___ Data for the task

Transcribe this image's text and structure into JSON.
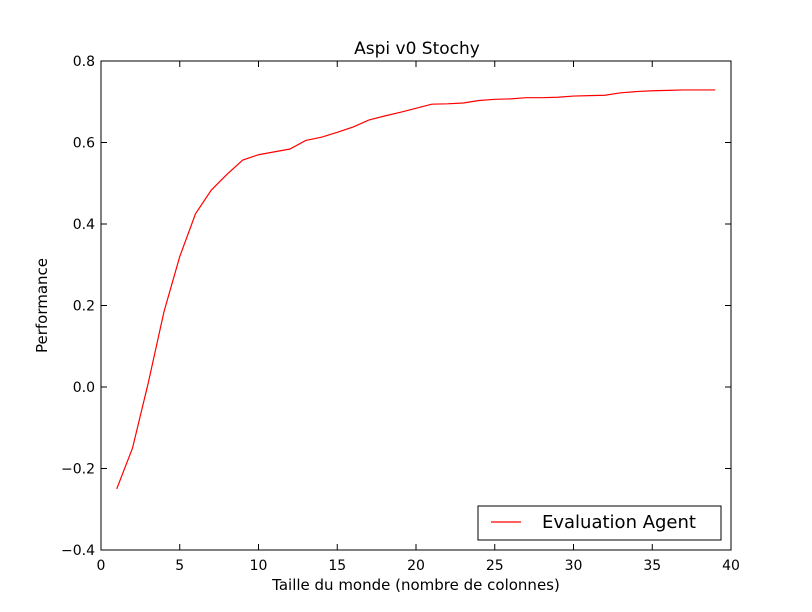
{
  "chart_data": {
    "type": "line",
    "title": "Aspi v0 Stochy",
    "xlabel": "Taille du monde (nombre de colonnes)",
    "ylabel": "Performance",
    "xlim": [
      0,
      40
    ],
    "ylim": [
      -0.4,
      0.8
    ],
    "x_ticks": [
      {
        "value": 0,
        "label": "0"
      },
      {
        "value": 5,
        "label": "5"
      },
      {
        "value": 10,
        "label": "10"
      },
      {
        "value": 15,
        "label": "15"
      },
      {
        "value": 20,
        "label": "20"
      },
      {
        "value": 25,
        "label": "25"
      },
      {
        "value": 30,
        "label": "30"
      },
      {
        "value": 35,
        "label": "35"
      },
      {
        "value": 40,
        "label": "40"
      }
    ],
    "y_ticks": [
      {
        "value": -0.4,
        "label": "−0.4"
      },
      {
        "value": -0.2,
        "label": "−0.2"
      },
      {
        "value": 0.0,
        "label": "0.0"
      },
      {
        "value": 0.2,
        "label": "0.2"
      },
      {
        "value": 0.4,
        "label": "0.4"
      },
      {
        "value": 0.6,
        "label": "0.6"
      },
      {
        "value": 0.8,
        "label": "0.8"
      }
    ],
    "grid": false,
    "legend_position": "bottom-right",
    "series": [
      {
        "name": "Evaluation Agent",
        "color": "#ff0000",
        "x": [
          1,
          2,
          3,
          4,
          5,
          6,
          7,
          8,
          9,
          10,
          11,
          12,
          13,
          14,
          15,
          16,
          17,
          18,
          19,
          20,
          21,
          22,
          23,
          24,
          25,
          26,
          27,
          28,
          29,
          30,
          31,
          32,
          33,
          34,
          35,
          36,
          37,
          38,
          39
        ],
        "y": [
          -0.25,
          -0.15,
          0.01,
          0.185,
          0.32,
          0.425,
          0.483,
          0.522,
          0.557,
          0.57,
          0.577,
          0.584,
          0.605,
          0.613,
          0.625,
          0.638,
          0.655,
          0.665,
          0.674,
          0.684,
          0.694,
          0.695,
          0.697,
          0.703,
          0.706,
          0.707,
          0.71,
          0.71,
          0.711,
          0.714,
          0.715,
          0.716,
          0.722,
          0.725,
          0.727,
          0.728,
          0.729,
          0.729,
          0.729
        ]
      }
    ]
  }
}
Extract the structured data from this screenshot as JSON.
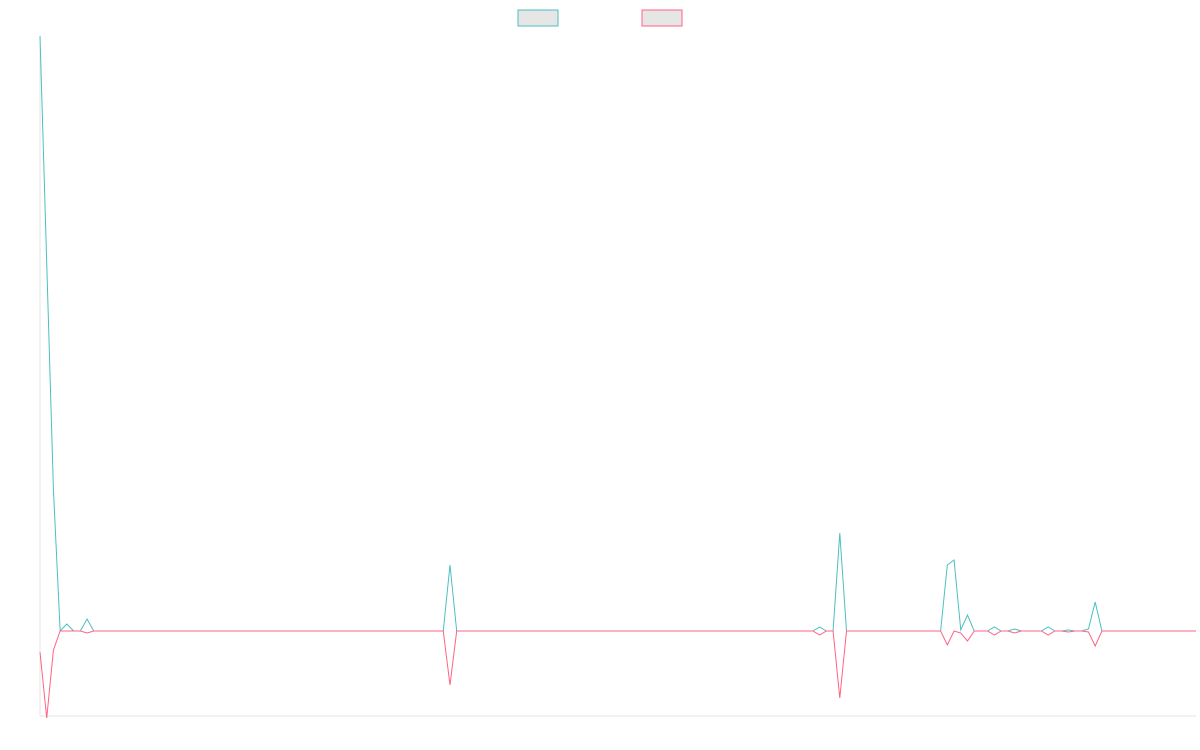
{
  "chart_data": {
    "type": "line",
    "ylim": [
      -88,
      595
    ],
    "legend": "top",
    "series": [
      {
        "color": "#4bc0c0",
        "values": [
          595,
          368,
          141,
          0,
          7,
          0,
          0,
          12,
          0,
          0,
          0,
          0,
          0,
          0,
          0,
          0,
          0,
          0,
          0,
          0,
          0,
          0,
          0,
          0,
          0,
          0,
          0,
          0,
          0,
          0,
          0,
          0,
          0,
          0,
          0,
          0,
          0,
          0,
          0,
          0,
          0,
          0,
          0,
          0,
          0,
          0,
          0,
          0,
          0,
          0,
          0,
          0,
          0,
          0,
          0,
          0,
          0,
          0,
          0,
          0,
          0,
          66,
          0,
          0,
          0,
          0,
          0,
          0,
          0,
          0,
          0,
          0,
          0,
          0,
          0,
          0,
          0,
          0,
          0,
          0,
          0,
          0,
          0,
          0,
          0,
          0,
          0,
          0,
          0,
          0,
          0,
          0,
          0,
          0,
          0,
          0,
          0,
          0,
          0,
          0,
          0,
          0,
          0,
          0,
          0,
          0,
          0,
          0,
          0,
          0,
          0,
          0,
          0,
          0,
          0,
          0,
          4,
          0,
          0,
          98,
          0,
          0,
          0,
          0,
          0,
          0,
          0,
          0,
          0,
          0,
          0,
          0,
          0,
          0,
          0,
          66,
          71,
          1,
          16,
          0,
          0,
          0,
          4,
          0,
          0,
          2,
          0,
          0,
          0,
          0,
          4,
          0,
          0,
          1,
          0,
          0,
          2,
          29,
          0,
          0,
          0,
          0,
          0,
          0,
          0,
          0,
          0,
          0,
          0,
          0,
          0,
          0,
          0
        ]
      },
      {
        "color": "#ff6384",
        "values": [
          -21,
          -87,
          -19,
          0,
          0,
          0,
          0,
          -2,
          0,
          0,
          0,
          0,
          0,
          0,
          0,
          0,
          0,
          0,
          0,
          0,
          0,
          0,
          0,
          0,
          0,
          0,
          0,
          0,
          0,
          0,
          0,
          0,
          0,
          0,
          0,
          0,
          0,
          0,
          0,
          0,
          0,
          0,
          0,
          0,
          0,
          0,
          0,
          0,
          0,
          0,
          0,
          0,
          0,
          0,
          0,
          0,
          0,
          0,
          0,
          0,
          0,
          -54,
          0,
          0,
          0,
          0,
          0,
          0,
          0,
          0,
          0,
          0,
          0,
          0,
          0,
          0,
          0,
          0,
          0,
          0,
          0,
          0,
          0,
          0,
          0,
          0,
          0,
          0,
          0,
          0,
          0,
          0,
          0,
          0,
          0,
          0,
          0,
          0,
          0,
          0,
          0,
          0,
          0,
          0,
          0,
          0,
          0,
          0,
          0,
          0,
          0,
          0,
          0,
          0,
          0,
          0,
          -4,
          0,
          0,
          -67,
          0,
          0,
          0,
          0,
          0,
          0,
          0,
          0,
          0,
          0,
          0,
          0,
          0,
          0,
          0,
          -14,
          0,
          -2,
          -10,
          0,
          0,
          0,
          -4,
          0,
          0,
          -2,
          0,
          0,
          0,
          0,
          -4,
          0,
          0,
          -1,
          0,
          0,
          -1,
          -15,
          0,
          0,
          0,
          0,
          0,
          0,
          0,
          0,
          0,
          0,
          0,
          0,
          0,
          0,
          0
        ]
      }
    ]
  }
}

______

- Exercise: Locate the string "color" in the listing above and copy every line where it occurs.

- Answer to the task:
        "color": "#ff0000",
        "color": "#4bc0c0",
        "color": "#ff6384",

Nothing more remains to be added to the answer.